• [Exercise directions]: Sift the material for lines containing "title", and return them.

- - - - - - -

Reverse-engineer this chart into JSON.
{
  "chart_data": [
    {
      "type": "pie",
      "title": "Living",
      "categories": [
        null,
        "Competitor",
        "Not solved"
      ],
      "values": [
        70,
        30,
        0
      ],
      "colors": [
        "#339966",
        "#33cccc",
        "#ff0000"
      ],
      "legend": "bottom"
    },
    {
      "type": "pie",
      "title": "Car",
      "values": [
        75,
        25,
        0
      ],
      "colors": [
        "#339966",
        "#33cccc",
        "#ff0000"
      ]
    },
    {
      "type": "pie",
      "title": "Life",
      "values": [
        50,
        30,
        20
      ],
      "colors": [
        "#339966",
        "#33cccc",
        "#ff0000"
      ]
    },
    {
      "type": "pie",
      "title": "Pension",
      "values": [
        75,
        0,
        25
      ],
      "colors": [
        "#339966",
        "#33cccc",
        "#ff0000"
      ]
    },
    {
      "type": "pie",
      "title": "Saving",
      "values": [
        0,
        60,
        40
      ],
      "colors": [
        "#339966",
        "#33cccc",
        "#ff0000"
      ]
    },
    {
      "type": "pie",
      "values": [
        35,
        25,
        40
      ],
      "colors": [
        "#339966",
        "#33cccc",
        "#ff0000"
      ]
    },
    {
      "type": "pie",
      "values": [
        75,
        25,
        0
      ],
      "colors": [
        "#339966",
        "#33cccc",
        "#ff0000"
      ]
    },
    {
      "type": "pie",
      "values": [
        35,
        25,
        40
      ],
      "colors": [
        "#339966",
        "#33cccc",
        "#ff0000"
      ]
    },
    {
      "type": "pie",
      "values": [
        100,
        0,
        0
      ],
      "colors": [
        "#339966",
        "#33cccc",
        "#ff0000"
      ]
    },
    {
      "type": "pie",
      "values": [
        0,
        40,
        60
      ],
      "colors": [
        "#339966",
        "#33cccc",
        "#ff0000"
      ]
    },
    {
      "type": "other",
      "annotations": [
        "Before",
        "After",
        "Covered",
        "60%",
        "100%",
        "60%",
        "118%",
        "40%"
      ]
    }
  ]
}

- - - - - - -

• [Full output]:
      "title": "Living",
      "title": "Car",
      "title": "Life",
      "title": "Pension",
      "title": "Saving",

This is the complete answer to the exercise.